◆ Do this
Go through the data below. List every line that holds the word "holder".
● ● ● ● ●
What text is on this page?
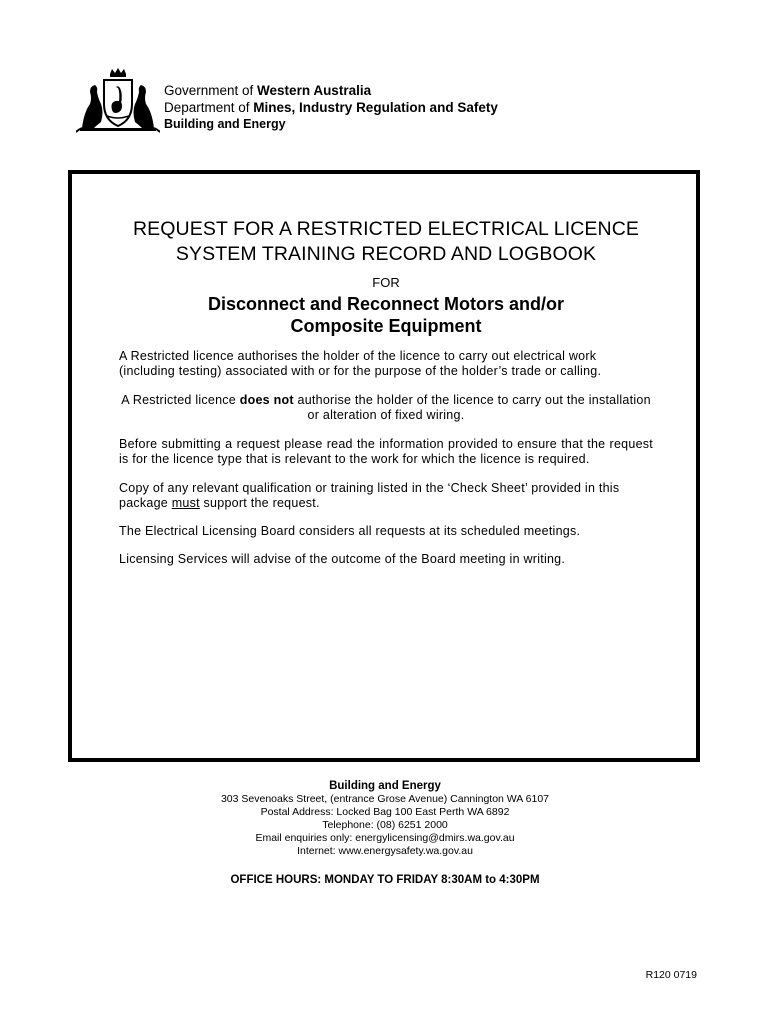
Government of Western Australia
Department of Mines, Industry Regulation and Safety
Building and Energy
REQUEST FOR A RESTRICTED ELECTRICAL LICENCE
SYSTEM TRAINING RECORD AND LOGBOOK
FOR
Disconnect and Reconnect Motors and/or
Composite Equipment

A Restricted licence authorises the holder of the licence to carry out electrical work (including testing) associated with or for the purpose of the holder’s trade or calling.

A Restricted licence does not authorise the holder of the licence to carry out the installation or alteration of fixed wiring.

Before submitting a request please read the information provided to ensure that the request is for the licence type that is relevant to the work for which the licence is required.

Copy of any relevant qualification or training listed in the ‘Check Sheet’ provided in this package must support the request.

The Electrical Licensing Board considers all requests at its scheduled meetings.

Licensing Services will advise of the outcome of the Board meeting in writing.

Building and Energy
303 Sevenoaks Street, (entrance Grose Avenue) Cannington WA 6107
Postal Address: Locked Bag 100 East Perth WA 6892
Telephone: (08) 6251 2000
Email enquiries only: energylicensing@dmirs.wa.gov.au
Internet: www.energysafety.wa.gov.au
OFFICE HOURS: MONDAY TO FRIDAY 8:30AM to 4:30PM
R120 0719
● ● ● ● ●
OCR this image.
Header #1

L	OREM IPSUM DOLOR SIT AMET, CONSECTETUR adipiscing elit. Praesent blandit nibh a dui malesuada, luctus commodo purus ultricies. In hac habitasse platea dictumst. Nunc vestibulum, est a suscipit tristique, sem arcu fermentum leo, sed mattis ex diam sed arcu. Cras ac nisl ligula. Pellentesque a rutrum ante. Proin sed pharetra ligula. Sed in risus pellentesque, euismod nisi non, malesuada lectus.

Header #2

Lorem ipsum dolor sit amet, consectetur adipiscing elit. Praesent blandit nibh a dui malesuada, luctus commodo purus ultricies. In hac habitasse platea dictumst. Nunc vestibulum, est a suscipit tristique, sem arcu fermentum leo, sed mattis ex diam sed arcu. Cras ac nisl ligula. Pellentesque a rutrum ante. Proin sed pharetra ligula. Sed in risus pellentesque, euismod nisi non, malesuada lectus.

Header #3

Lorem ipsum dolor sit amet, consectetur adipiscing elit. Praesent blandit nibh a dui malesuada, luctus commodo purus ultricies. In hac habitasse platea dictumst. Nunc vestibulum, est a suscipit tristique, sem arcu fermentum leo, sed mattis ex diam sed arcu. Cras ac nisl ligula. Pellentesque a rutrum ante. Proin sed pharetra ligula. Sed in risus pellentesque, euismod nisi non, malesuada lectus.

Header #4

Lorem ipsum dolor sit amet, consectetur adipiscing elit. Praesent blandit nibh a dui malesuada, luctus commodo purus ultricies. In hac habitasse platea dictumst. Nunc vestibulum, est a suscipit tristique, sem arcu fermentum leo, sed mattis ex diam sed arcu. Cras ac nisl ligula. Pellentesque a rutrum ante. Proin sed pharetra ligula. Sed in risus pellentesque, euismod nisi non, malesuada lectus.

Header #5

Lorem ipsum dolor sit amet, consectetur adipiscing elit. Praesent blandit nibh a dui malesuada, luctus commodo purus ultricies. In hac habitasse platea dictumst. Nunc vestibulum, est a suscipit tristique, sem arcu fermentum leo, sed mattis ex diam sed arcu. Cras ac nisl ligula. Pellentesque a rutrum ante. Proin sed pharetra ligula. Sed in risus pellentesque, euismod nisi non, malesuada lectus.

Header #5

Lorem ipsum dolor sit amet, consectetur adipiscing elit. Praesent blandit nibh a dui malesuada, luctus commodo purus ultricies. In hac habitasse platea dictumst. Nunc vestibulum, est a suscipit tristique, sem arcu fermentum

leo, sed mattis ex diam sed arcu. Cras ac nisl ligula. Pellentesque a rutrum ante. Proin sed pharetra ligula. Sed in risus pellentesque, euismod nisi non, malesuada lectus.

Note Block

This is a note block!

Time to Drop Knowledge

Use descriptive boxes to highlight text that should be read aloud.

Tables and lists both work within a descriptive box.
● ● ● ● ●
◆ Exercise answer
A Restricted licence authorises the holder of the licence to carry out electrical work (including testing) associated with or for the purpose of the holder’s trade or calling.
A Restricted licence does not authorise the holder of the licence to carry out the installation or alteration of fixed wiring.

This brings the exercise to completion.